提示文.
──────────

シュートを打たない(イヤミ)ことがなぜ、日本人らしいのか。
ながく、本稿にお付き合いしていただいてる読者なら、ご存じでしょうが繰り返しますね。
「責任回避」
しっかりとお膳立てをした上での失敗なら仕方がない。手順の目的化です。
以前ほど、熱心に海外のサッカーリーグをテレビ観戦してはいませんが、世界のサッカーはもっとシンプル。
「ゴールが見えたら打つ」
もちろん、敵陣営は打たせないとシュートコースを塞ぎます。そこで左右に振るのです。サイドアタックや、サイドチェンジと左右にボールを動かすことで、敵を攪乱させて「穴」を作るのです。
ショートパスをつなぐのもこれが目的。だから「穴」ができれば、ペナルティエリアの外側からでもシュートを放ちます。サッカーはミスを前提とした競技です。ボールが飛んでくれば何が起こるか分かりません。また力を込めて蹴ったボールの衝撃はすさまじく、慣れているプロ選手とは言え、好んで受けたいものではありません。遠い距離からでも撃ってくると認識すれば、自由にシュートを打たせまいと、前に出てくる・・・と、まぁこれは常識。だから不安を隠しようがありません。
単純に技術の比較、体力の比較なら、日本代表は相当高いレベルに近づいていることは認めます。精神もかなり鍛えられている選手が増えてきています。10年前と比較すると、世界に通じる選手の総数が増えたことも事実です。
しかし、ほんのわずかな。そしてもっとも大切なところが不安定なのです。それが
「決定力不足」
で、シュートの力強さや、敵の守備を崩壊させるフォーメーションなどではありません。
点を取らなければ勝てない。
シュートを打たなければ点は入らない。
いわゆる「強豪国」はこの基本が安定しています。当たりまえと言っても良いでしょう。ところが我が国の代表は、この気持ちが不安定。良いときは良いが悪いときは悪い。そして「責任回避」が頭をもたげるのです。
「よりよい形でシュートまで持っていく」

──────────

提供データ.
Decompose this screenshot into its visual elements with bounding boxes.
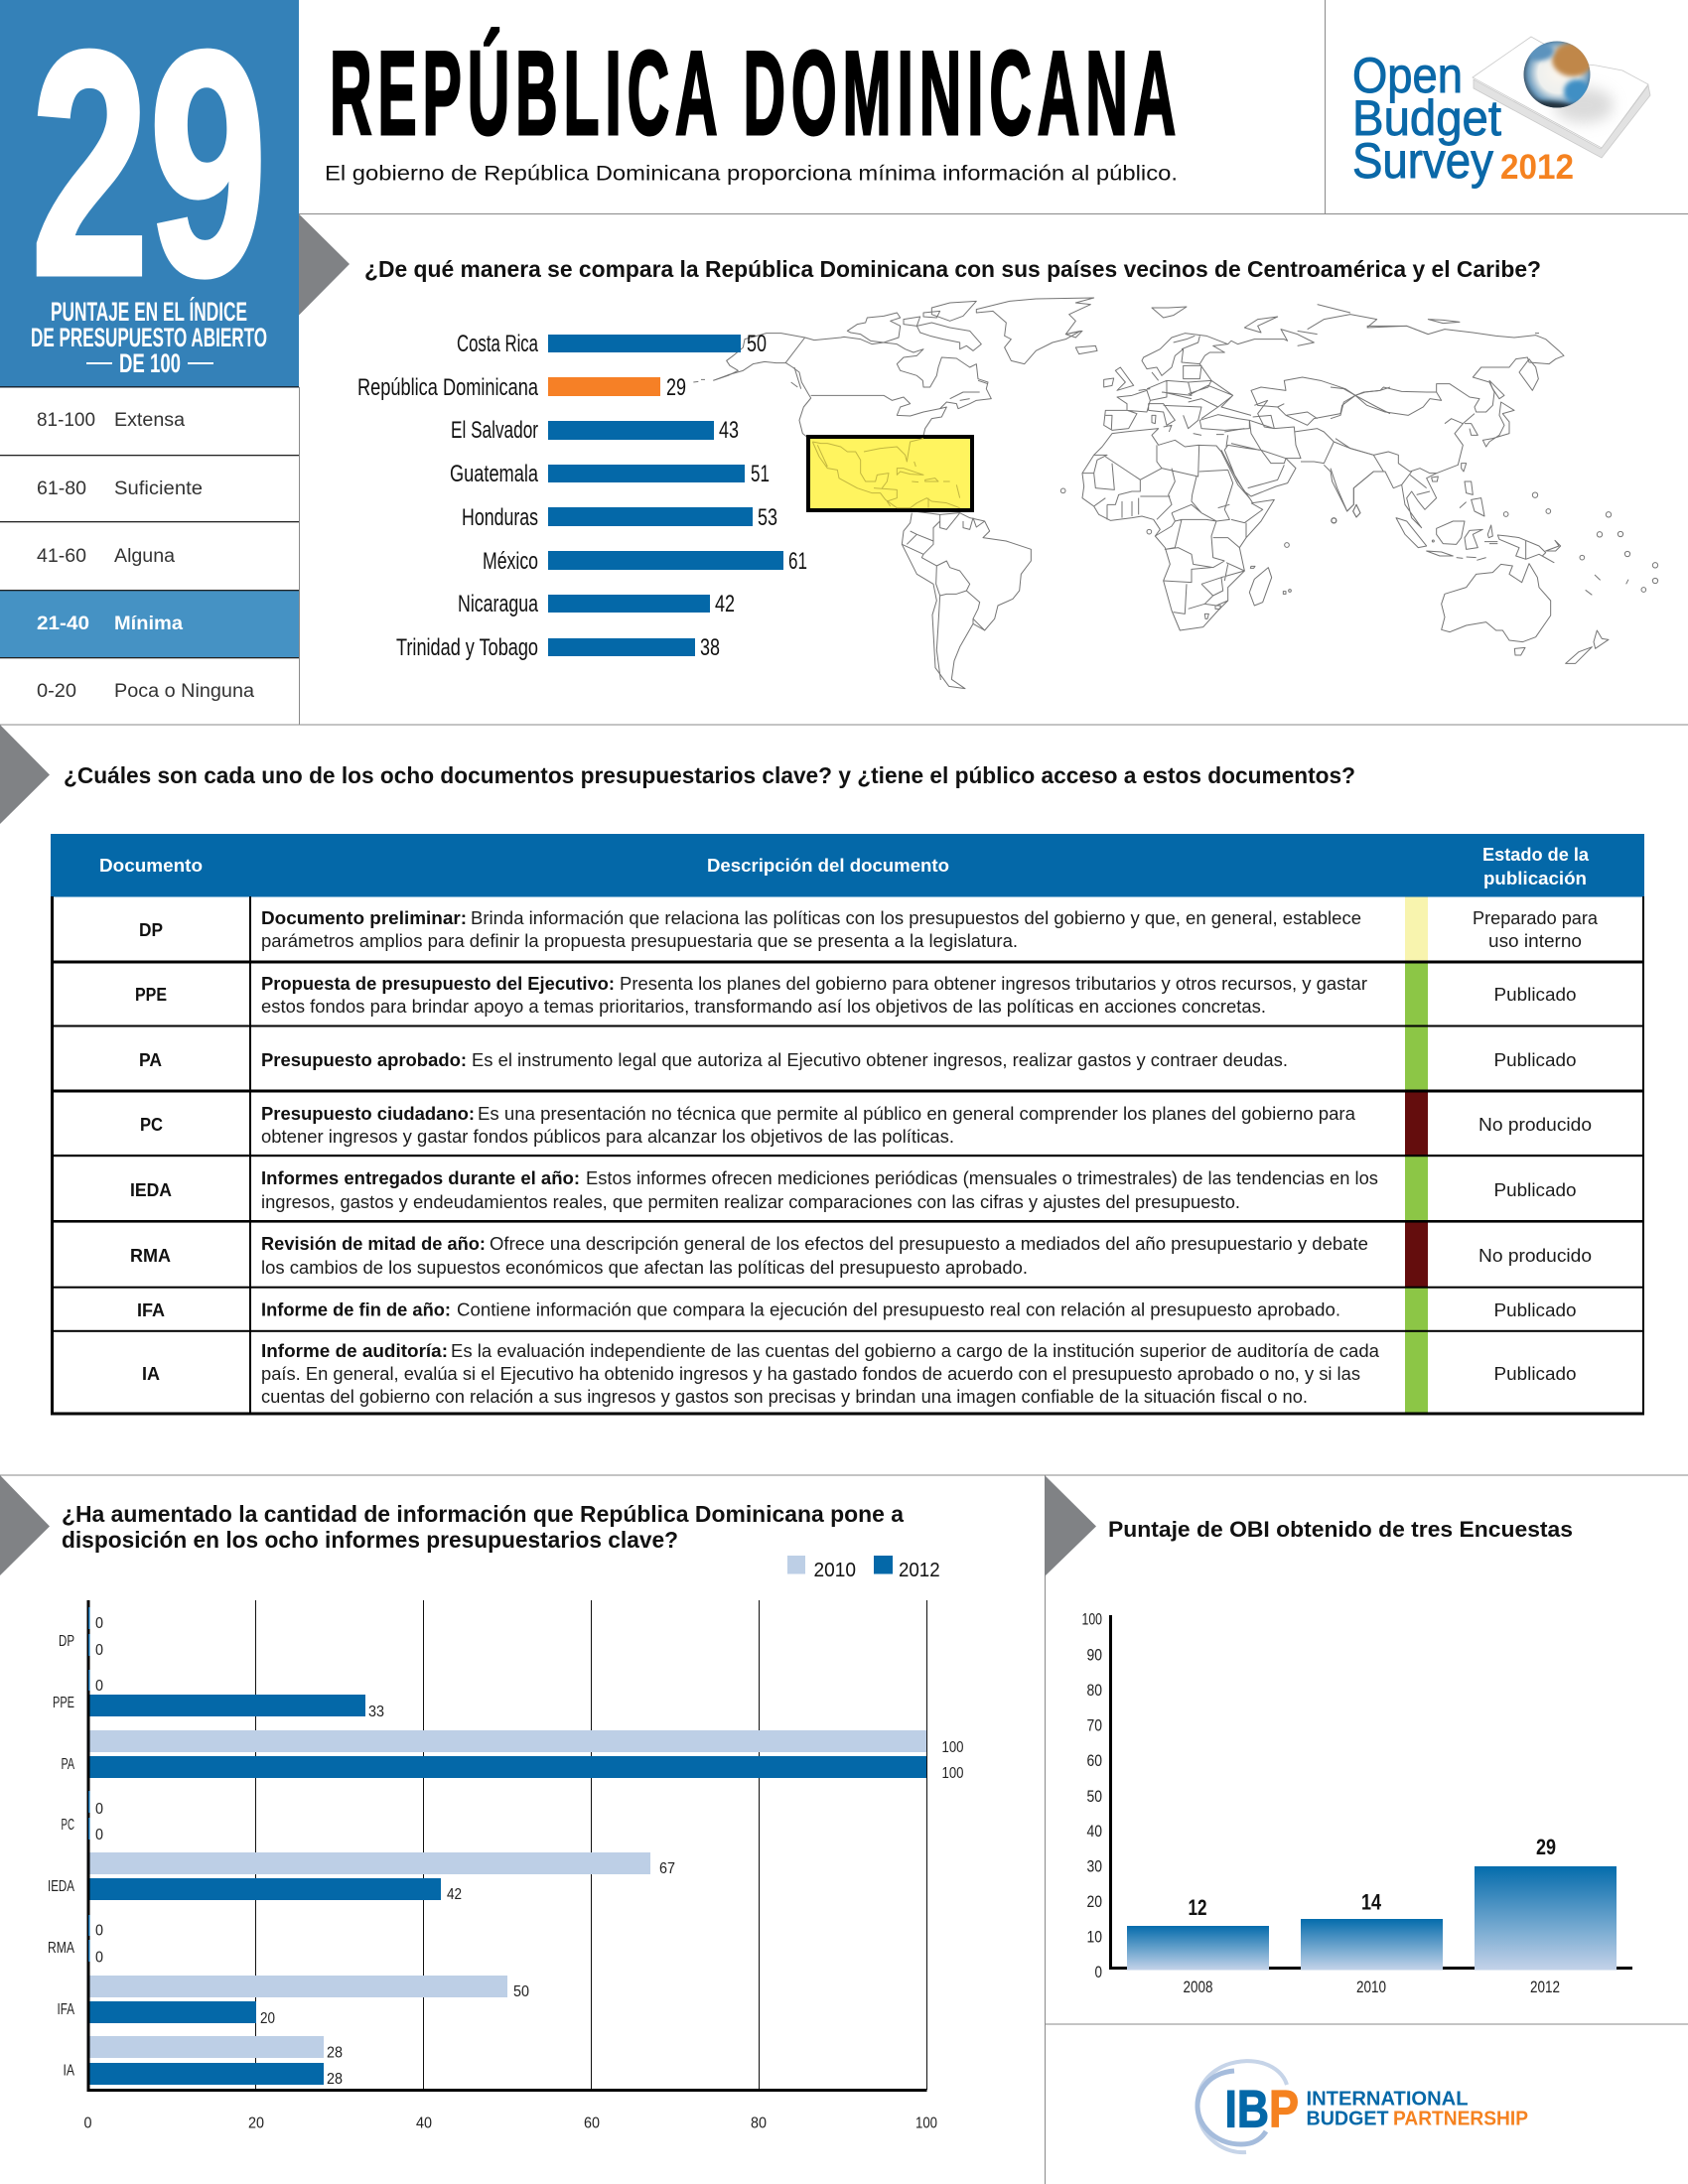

──────────

課題. 日本代表のサッカーについての文章から、「もちろん、敵陣営は打たせない」で始まり「不安を隠しようがありません。」まで続く部分を一字一句変えずに書き写せ。

解答.
もちろん、敵陣営は打たせないとシュートコースを塞ぎます。そこで左右に振るのです。サイドアタックや、サイドチェンジと左右にボールを動かすことで、敵を攪乱させて「穴」を作るのです。
ショートパスをつなぐのもこれが目的。だから「穴」ができれば、ペナルティエリアの外側からでもシュートを放ちます。サッカーはミスを前提とした競技です。ボールが飛んでくれば何が起こるか分かりません。また力を込めて蹴ったボールの衝撃はすさまじく、慣れているプロ選手とは言え、好んで受けたいものではありません。遠い距離からでも撃ってくると認識すれば、自由にシュートを打たせまいと、前に出てくる・・・と、まぁこれは常識。だから不安を隠しようがありません。